** Source records **
▶

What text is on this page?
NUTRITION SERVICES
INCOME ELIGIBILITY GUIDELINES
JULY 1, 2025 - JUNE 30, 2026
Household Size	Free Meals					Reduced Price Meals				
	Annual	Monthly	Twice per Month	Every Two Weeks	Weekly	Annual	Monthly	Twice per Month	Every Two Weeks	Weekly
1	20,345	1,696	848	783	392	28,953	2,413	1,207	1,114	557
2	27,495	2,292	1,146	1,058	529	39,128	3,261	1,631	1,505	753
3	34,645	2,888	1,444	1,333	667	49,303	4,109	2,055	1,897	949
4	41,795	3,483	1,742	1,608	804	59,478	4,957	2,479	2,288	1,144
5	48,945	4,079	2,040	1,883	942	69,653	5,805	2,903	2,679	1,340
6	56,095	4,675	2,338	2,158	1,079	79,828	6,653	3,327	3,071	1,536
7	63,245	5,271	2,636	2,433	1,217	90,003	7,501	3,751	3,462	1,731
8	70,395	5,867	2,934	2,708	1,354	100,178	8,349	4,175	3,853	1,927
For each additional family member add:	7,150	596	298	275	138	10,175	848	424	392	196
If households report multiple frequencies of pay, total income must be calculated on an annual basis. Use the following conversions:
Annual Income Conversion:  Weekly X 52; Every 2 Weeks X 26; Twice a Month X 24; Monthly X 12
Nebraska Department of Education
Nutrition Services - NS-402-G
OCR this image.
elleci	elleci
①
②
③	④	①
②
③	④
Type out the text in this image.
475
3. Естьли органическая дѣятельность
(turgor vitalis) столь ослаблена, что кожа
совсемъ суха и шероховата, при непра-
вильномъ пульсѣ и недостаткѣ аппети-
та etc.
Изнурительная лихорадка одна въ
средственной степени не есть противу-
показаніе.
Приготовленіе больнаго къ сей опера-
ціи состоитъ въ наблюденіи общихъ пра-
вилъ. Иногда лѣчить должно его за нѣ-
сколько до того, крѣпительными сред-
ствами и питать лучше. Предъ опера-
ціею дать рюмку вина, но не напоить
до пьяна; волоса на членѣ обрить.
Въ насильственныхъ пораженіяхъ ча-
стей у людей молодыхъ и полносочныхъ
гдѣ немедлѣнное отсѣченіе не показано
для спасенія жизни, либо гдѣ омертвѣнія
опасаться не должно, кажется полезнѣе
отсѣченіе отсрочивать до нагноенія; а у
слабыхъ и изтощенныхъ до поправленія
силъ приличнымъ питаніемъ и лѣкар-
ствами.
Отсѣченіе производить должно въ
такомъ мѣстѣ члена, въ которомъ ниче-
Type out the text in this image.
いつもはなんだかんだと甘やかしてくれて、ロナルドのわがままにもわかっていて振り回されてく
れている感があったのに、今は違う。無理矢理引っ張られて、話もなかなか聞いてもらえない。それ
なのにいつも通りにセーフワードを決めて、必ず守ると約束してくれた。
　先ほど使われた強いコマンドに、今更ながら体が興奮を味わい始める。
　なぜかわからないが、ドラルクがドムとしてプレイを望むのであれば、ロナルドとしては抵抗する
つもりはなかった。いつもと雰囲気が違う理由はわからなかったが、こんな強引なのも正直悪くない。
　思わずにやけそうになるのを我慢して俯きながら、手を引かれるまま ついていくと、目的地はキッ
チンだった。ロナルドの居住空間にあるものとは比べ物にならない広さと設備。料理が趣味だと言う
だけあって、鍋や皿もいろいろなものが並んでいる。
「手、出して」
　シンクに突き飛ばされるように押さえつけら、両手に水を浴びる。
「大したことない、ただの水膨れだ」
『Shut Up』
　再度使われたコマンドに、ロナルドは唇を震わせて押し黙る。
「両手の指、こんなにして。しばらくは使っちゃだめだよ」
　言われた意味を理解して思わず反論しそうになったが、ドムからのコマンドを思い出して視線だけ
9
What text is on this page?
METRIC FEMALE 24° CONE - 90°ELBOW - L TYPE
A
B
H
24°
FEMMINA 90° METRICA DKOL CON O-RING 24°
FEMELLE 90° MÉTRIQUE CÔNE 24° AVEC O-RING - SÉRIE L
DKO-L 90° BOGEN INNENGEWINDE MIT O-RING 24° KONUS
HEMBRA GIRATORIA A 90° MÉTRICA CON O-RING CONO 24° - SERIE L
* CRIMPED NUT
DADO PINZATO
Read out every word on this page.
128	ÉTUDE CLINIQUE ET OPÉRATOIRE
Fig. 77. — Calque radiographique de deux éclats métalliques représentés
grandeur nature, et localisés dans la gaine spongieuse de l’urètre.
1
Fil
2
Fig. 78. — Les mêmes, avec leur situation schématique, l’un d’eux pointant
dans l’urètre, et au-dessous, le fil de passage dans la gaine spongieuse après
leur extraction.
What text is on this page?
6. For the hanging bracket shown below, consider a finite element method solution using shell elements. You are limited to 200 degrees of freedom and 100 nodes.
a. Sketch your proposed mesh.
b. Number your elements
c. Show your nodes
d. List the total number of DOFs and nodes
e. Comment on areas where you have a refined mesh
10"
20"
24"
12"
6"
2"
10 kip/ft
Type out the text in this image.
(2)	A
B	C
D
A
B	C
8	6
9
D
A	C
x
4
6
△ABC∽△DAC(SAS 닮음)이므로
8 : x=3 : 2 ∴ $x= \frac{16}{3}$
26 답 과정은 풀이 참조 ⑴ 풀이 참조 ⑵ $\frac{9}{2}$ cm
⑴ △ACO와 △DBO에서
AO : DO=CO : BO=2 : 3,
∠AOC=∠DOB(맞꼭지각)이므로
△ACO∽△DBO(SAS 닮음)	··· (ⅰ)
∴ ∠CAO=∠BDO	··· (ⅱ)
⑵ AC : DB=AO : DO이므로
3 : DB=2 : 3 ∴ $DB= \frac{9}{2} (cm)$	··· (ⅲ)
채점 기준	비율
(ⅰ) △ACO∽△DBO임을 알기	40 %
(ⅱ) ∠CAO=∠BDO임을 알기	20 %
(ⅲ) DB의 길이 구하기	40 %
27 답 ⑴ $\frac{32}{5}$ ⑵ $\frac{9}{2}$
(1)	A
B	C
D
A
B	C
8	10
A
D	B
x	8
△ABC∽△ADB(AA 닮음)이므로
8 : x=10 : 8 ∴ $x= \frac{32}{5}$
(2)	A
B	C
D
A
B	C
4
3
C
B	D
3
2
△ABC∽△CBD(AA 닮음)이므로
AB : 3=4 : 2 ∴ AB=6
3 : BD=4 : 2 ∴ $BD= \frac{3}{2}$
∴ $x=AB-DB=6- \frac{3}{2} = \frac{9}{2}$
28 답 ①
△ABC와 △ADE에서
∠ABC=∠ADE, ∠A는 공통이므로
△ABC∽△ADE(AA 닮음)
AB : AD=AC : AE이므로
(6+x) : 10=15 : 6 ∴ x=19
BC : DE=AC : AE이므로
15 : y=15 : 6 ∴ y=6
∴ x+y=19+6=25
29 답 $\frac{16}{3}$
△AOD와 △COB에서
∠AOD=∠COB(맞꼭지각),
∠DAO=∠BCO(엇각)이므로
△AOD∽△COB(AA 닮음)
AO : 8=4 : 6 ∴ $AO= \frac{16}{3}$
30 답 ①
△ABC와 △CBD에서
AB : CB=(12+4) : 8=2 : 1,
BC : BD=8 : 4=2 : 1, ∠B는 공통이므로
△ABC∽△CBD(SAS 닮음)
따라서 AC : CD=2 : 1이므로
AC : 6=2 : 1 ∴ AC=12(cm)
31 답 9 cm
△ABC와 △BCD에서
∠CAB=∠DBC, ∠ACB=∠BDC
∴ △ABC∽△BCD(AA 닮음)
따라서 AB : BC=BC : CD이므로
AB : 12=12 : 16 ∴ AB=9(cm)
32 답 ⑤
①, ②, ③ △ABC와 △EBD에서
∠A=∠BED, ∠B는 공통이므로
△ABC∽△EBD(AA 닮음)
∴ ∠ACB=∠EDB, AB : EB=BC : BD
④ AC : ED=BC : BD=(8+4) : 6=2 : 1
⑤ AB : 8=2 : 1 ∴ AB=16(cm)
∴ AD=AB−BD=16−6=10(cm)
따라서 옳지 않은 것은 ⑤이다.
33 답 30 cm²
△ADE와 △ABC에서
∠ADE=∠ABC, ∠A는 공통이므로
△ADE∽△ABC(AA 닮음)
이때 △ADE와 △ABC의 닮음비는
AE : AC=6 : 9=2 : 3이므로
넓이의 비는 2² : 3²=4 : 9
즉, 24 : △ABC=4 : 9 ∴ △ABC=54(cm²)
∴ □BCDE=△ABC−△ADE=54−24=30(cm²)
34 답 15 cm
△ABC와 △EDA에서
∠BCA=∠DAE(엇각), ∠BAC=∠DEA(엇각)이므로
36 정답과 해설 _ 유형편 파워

◀

** Exercise objective **
Gather from the records above every line containing the string "공통이므로".

** Correct response **
∠ABC=∠ADE, ∠A는 공통이므로
BC : BD=8 : 4=2 : 1, ∠B는 공통이므로
∠A=∠BED, ∠B는 공통이므로
∠ADE=∠ABC, ∠A는 공통이므로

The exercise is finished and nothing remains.